* [TASK REQUIREMENTS]
Check each line of the listing below for the word "Cheung" and say how many lines have it. Nothing else should be written.

----- DATA SECTION -----

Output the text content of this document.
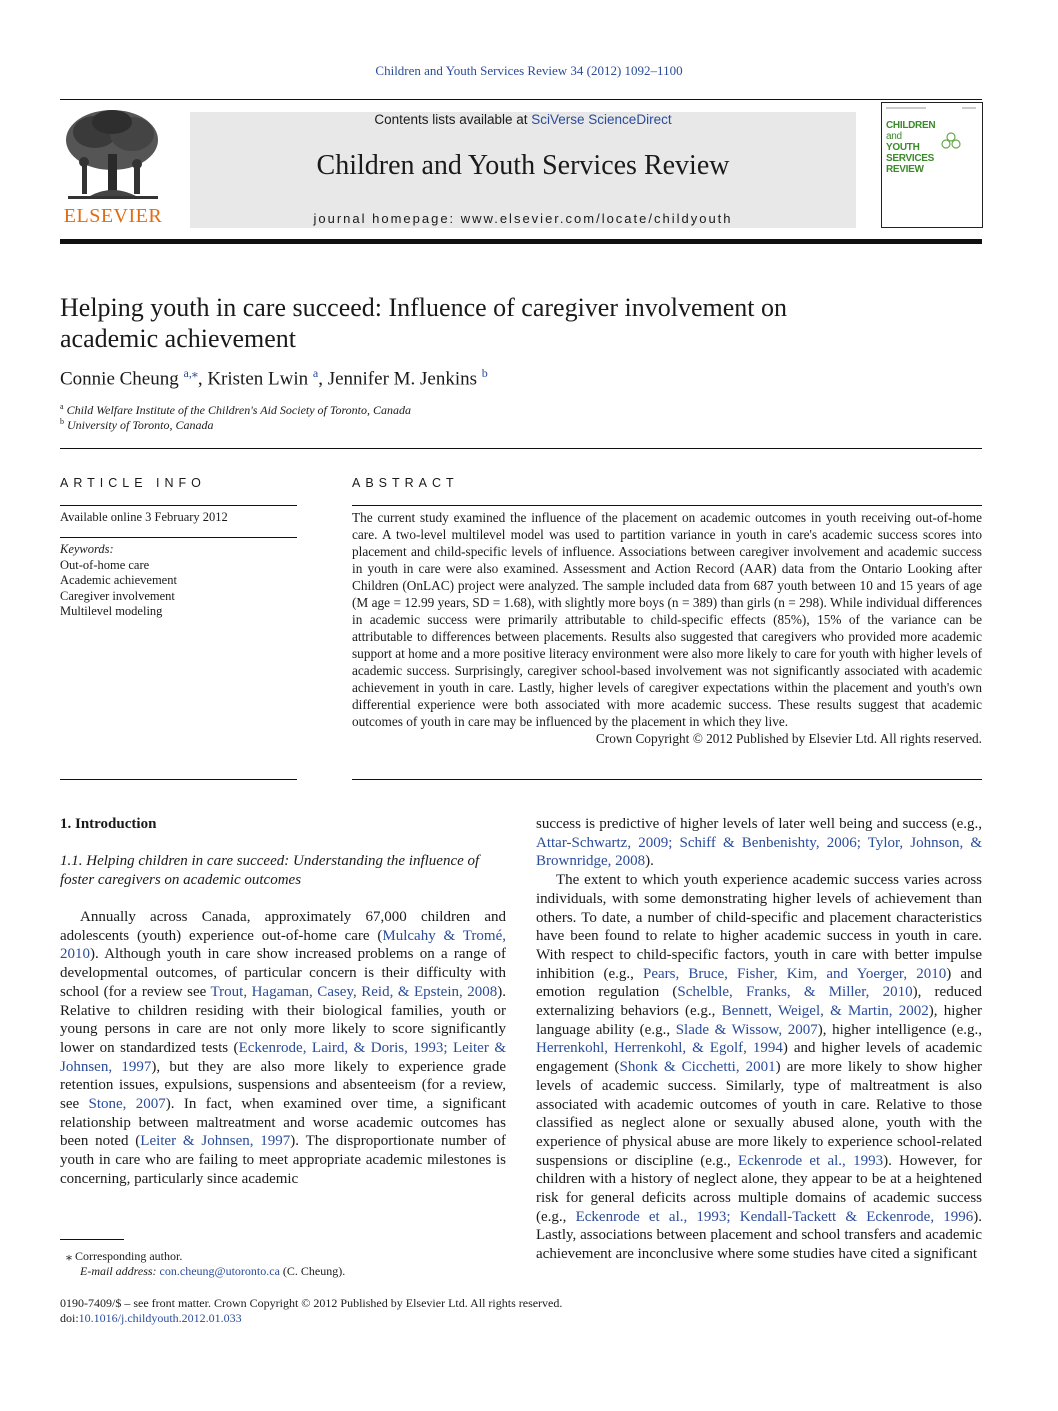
Children and Youth Services Review 34 (2012) 1092–1100
ELSEVIER
Contents lists available at SciVerse ScienceDirect
Children and Youth Services Review
journal homepage: www.elsevier.com/locate/childyouth
CHILDREN
and
YOUTH
SERVICES
REVIEW
Helping youth in care succeed: Influence of caregiver involvement on
academic achievement
Connie Cheung $^{a,⁎}$, Kristen Lwin $^a$, Jennifer M. Jenkins $^b$
$^a$ Child Welfare Institute of the Children's Aid Society of Toronto, Canada
$^b$ University of Toronto, Canada
ARTICLE INFO
Available online 3 February 2012
Keywords:
Out-of-home care
Academic achievement
Caregiver involvement
Multilevel modeling
ABSTRACT
The current study examined the influence of the placement on academic outcomes in youth receiving out-of-home care. A two-level multilevel model was used to partition variance in youth in care's academic success scores into placement and child-specific levels of influence. Associations between caregiver involvement and academic success in youth in care were also examined. Assessment and Action Record (AAR) data from the Ontario Looking after Children (OnLAC) project were analyzed. The sample included data from 687 youth between 10 and 15 years of age (M age = 12.99 years, SD = 1.68), with slightly more boys (n = 389) than girls (n = 298). While individual differences in academic success were primarily attributable to child-specific effects (85%), 15% of the variance can be attributable to differences between placements. Results also suggested that caregivers who provided more academic support at home and a more positive literacy environment were also more likely to care for youth with higher levels of academic success. Surprisingly, caregiver school-based involvement was not significantly associated with academic achievement in youth in care. Lastly, higher levels of caregiver expectations within the placement and youth's own differential experience were both associated with more academic success. These results suggest that academic outcomes of youth in care may be influenced by the placement in which they live.
Crown Copyright © 2012 Published by Elsevier Ltd. All rights reserved.
1. Introduction
1.1. Helping children in care succeed: Understanding the influence of foster caregivers on academic outcomes

Annually across Canada, approximately 67,000 children and adolescents (youth) experience out-of-home care (Mulcahy & Tromé, 2010). Although youth in care show increased problems on a range of developmental outcomes, of particular concern is their difficulty with school (for a review see Trout, Hagaman, Casey, Reid, & Epstein, 2008). Relative to children residing with their biological families, youth or young persons in care are not only more likely to score significantly lower on standardized tests (Eckenrode, Laird, & Doris, 1993; Leiter & Johnsen, 1997), but they are also more likely to experience grade retention issues, expulsions, suspensions and absenteeism (for a review, see Stone, 2007). In fact, when examined over time, a significant relationship between maltreatment and worse academic outcomes has been noted (Leiter & Johnsen, 1997). The disproportionate number of youth in care who are failing to meet appropriate academic milestones is concerning, particularly since academic

success is predictive of higher levels of later well being and success (e.g., Attar-Schwartz, 2009; Schiff & Benbenishty, 2006; Tylor, Johnson, & Brownridge, 2008).

The extent to which youth experience academic success varies across individuals, with some demonstrating higher levels of achievement than others. To date, a number of child-specific and placement characteristics have been found to relate to higher academic success in youth in care. With respect to child-specific factors, youth in care with better impulse inhibition (e.g., Pears, Bruce, Fisher, Kim, and Yoerger, 2010) and emotion regulation (Schelble, Franks, & Miller, 2010), reduced externalizing behaviors (e.g., Bennett, Weigel, & Martin, 2002), higher language ability (e.g., Slade & Wissow, 2007), higher intelligence (e.g., Herrenkohl, Herrenkohl, & Egolf, 1994) and higher levels of academic engagement (Shonk & Cicchetti, 2001) are more likely to show higher levels of academic success. Similarly, type of maltreatment is also associated with academic outcomes of youth in care. Relative to those classified as neglect alone or sexually abused alone, youth with the experience of physical abuse are more likely to experience school-related suspensions or discipline (e.g., Eckenrode et al., 1993). However, for children with a history of neglect alone, they appear to be at a heightened risk for general deficits across multiple domains of academic success (e.g., Eckenrode et al., 1993; Kendall-Tackett & Eckenrode, 1996). Lastly, associations between placement and school transfers and academic achievement are inconclusive where some studies have cited a significant

⁎ Corresponding author.
E-mail address: con.cheung@utoronto.ca (C. Cheung).
0190-7409/$ – see front matter. Crown Copyright © 2012 Published by Elsevier Ltd. All rights reserved.
doi:10.1016/j.childyouth.2012.01.033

-----

* [CORRECT OUTPUT]
2